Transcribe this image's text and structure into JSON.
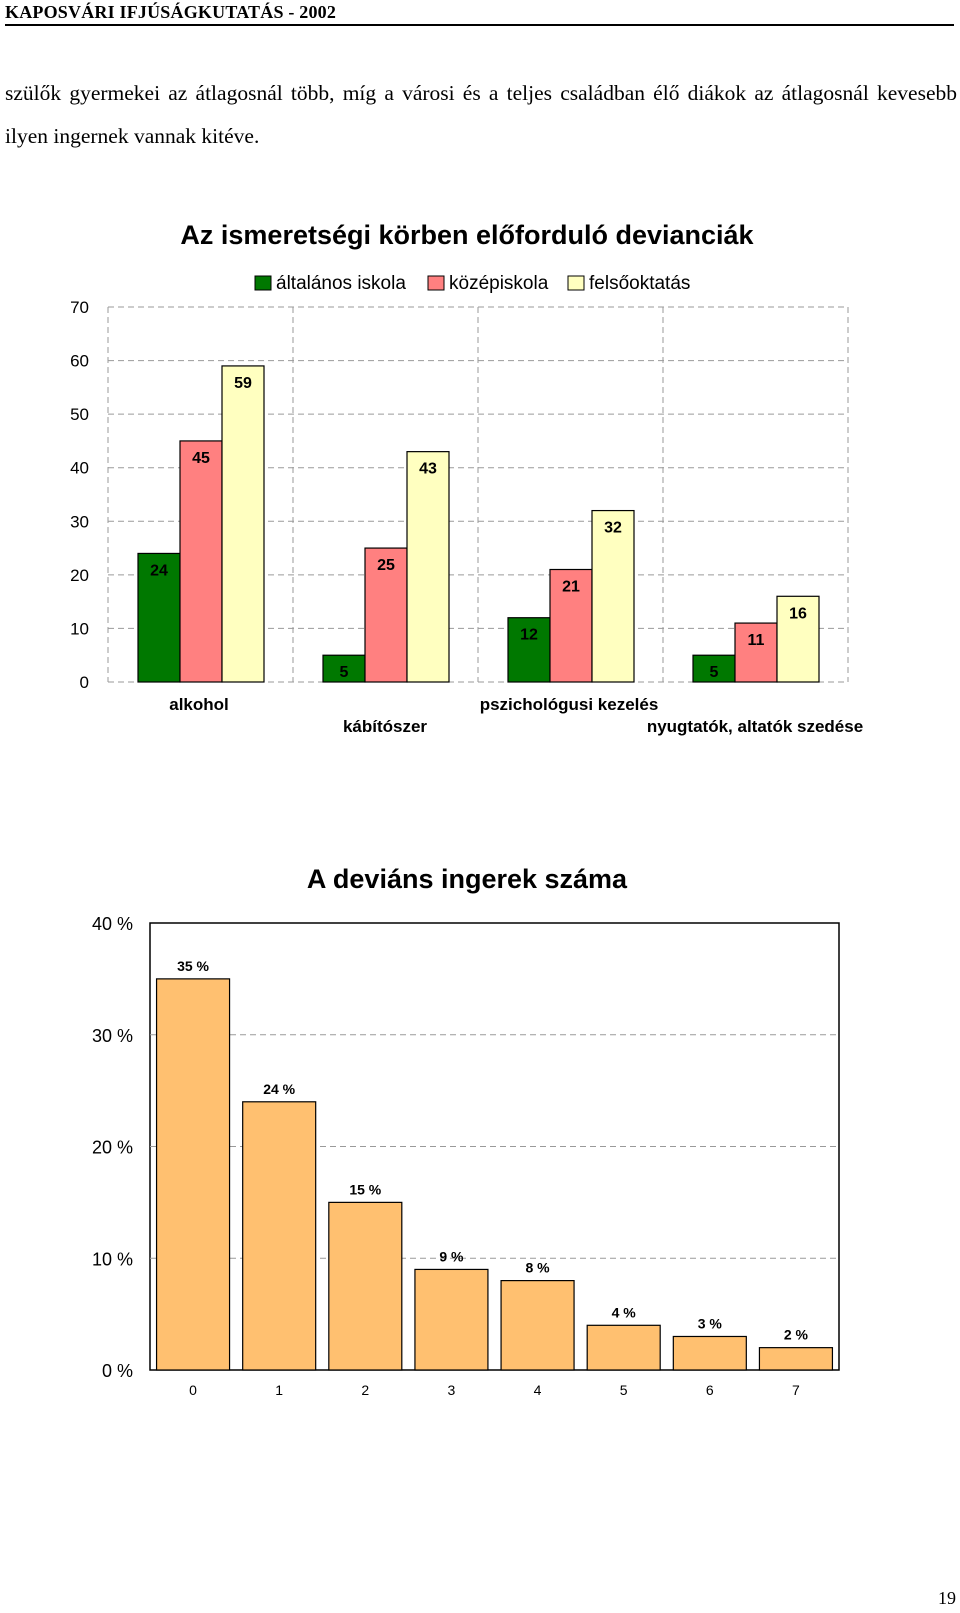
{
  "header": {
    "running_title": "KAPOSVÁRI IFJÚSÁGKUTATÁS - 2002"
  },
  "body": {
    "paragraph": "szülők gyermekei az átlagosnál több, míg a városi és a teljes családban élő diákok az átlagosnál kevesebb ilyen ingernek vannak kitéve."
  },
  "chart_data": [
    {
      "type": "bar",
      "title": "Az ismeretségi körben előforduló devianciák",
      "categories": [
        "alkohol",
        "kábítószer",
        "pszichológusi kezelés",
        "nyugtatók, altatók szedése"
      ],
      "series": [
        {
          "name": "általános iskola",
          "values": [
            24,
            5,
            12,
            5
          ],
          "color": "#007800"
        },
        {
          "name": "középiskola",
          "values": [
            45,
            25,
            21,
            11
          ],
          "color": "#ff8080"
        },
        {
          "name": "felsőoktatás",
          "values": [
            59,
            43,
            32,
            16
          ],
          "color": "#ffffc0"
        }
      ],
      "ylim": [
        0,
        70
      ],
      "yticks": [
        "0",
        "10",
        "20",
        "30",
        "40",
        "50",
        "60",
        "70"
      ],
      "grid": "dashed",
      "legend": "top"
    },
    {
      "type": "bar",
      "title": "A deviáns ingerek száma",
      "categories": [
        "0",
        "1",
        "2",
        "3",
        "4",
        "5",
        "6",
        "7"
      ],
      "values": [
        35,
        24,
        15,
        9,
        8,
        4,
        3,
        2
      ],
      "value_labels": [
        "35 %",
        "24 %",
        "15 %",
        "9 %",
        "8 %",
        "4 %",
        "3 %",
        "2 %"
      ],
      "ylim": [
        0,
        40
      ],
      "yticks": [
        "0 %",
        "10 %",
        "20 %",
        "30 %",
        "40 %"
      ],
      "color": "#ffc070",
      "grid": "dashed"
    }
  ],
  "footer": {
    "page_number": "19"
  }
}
——
Task details:
Scan the material above and determine how many lines include the word "color"; report only the number.

Answer to the exercise:
4